# [Records shown]
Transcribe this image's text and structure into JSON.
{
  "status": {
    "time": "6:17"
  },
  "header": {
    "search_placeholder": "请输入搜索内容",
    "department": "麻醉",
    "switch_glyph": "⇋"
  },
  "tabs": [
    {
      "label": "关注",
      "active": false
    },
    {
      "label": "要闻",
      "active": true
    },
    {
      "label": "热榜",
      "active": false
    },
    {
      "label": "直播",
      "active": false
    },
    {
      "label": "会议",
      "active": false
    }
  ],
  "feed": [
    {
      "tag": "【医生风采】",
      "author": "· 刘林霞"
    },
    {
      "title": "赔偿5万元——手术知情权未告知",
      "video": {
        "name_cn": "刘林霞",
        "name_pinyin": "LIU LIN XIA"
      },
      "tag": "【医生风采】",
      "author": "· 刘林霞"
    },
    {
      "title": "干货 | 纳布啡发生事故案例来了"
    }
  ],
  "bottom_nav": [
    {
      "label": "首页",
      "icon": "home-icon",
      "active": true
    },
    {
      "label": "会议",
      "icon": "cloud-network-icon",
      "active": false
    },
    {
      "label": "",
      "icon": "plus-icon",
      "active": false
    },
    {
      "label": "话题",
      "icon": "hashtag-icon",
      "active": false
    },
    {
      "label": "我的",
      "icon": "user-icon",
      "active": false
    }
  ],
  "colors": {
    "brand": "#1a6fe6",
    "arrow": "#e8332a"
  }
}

# [Objective]
From the preceding material, extract every line exactly.

# [The output]
Transcribe this image's text and structure into JSON.
{
  "status": {
    "time": "6:17"
  },
  "header": {
    "search_placeholder": "请输入搜索内容",
    "department": "麻醉",
    "switch_glyph": "⇋"
  },
  "tabs": [
    {
      "label": "关注",
      "active": false
    },
    {
      "label": "要闻",
      "active": true
    },
    {
      "label": "热榜",
      "active": false
    },
    {
      "label": "直播",
      "active": false
    },
    {
      "label": "会议",
      "active": false
    }
  ],
  "feed": [
    {
      "tag": "【医生风采】",
      "author": "· 刘林霞"
    },
    {
      "title": "赔偿5万元——手术知情权未告知",
      "video": {
        "name_cn": "刘林霞",
        "name_pinyin": "LIU LIN XIA"
      },
      "tag": "【医生风采】",
      "author": "· 刘林霞"
    },
    {
      "title": "干货 | 纳布啡发生事故案例来了"
    }
  ],
  "bottom_nav": [
    {
      "label": "首页",
      "icon": "home-icon",
      "active": true
    },
    {
      "label": "会议",
      "icon": "cloud-network-icon",
      "active": false
    },
    {
      "label": "",
      "icon": "plus-icon",
      "active": false
    },
    {
      "label": "话题",
      "icon": "hashtag-icon",
      "active": false
    },
    {
      "label": "我的",
      "icon": "user-icon",
      "active": false
    }
  ],
  "colors": {
    "brand": "#1a6fe6",
    "arrow": "#e8332a"
  }
}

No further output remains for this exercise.